> GIVEN TASK:
Restate the full listing word for word and leave the pictures out.

> DATA LISTING:
╔══
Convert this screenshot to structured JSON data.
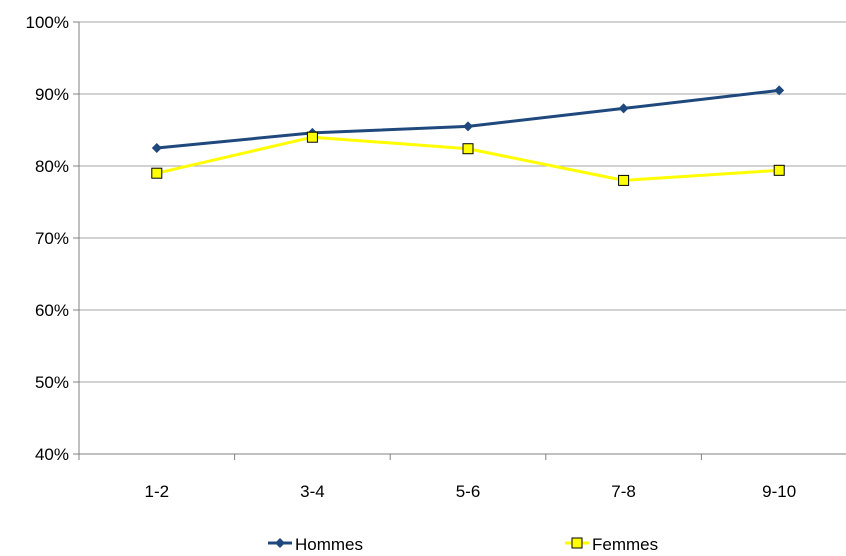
{
  "chart_data": {
    "type": "line",
    "title": "",
    "xlabel": "",
    "ylabel": "",
    "categories": [
      "1-2",
      "3-4",
      "5-6",
      "7-8",
      "9-10"
    ],
    "y_ticks": [
      "40%",
      "50%",
      "60%",
      "70%",
      "80%",
      "90%",
      "100%"
    ],
    "ylim": [
      40,
      100
    ],
    "grid": "horizontal",
    "legend_position": "bottom",
    "series": [
      {
        "name": "Hommes",
        "values": [
          82.5,
          84.6,
          85.5,
          88.0,
          90.5
        ],
        "color": "#1F497D",
        "marker": "diamond"
      },
      {
        "name": "Femmes",
        "values": [
          79.0,
          84.0,
          82.4,
          78.0,
          79.4
        ],
        "color": "#FFFF00",
        "marker_border": "#000000",
        "marker": "square"
      }
    ]
  }
}
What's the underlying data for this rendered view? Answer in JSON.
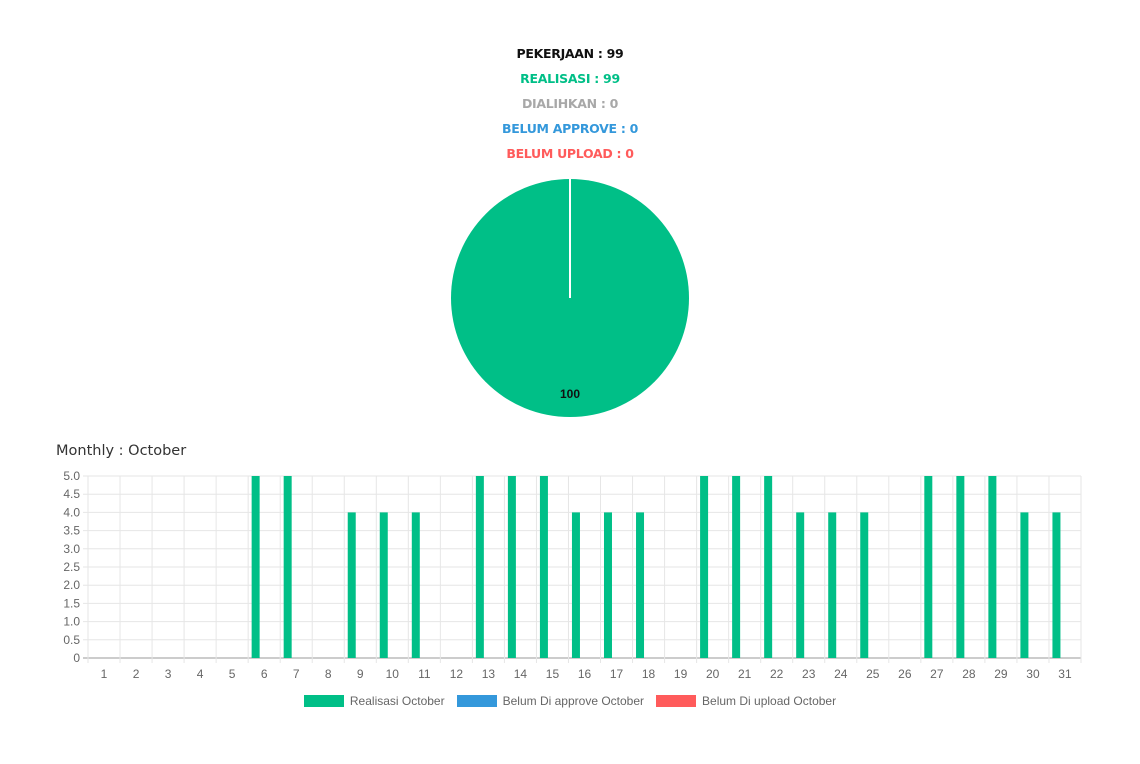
╚══
> SOLUTION TO THIS EXERCISE:
Convert this screenshot to structured JSON data.
{
  "chart_data": {
    "type": "line",
    "title": "",
    "xlabel": "",
    "ylabel": "",
    "categories": [
      "1-2",
      "3-4",
      "5-6",
      "7-8",
      "9-10"
    ],
    "y_ticks": [
      "40%",
      "50%",
      "60%",
      "70%",
      "80%",
      "90%",
      "100%"
    ],
    "ylim": [
      40,
      100
    ],
    "grid": "horizontal",
    "legend_position": "bottom",
    "series": [
      {
        "name": "Hommes",
        "values": [
          82.5,
          84.6,
          85.5,
          88.0,
          90.5
        ],
        "color": "#1F497D",
        "marker": "diamond"
      },
      {
        "name": "Femmes",
        "values": [
          79.0,
          84.0,
          82.4,
          78.0,
          79.4
        ],
        "color": "#FFFF00",
        "marker_border": "#000000",
        "marker": "square"
      }
    ]
  }
}
What's the underlying data for this rendered view? Answer in JSON.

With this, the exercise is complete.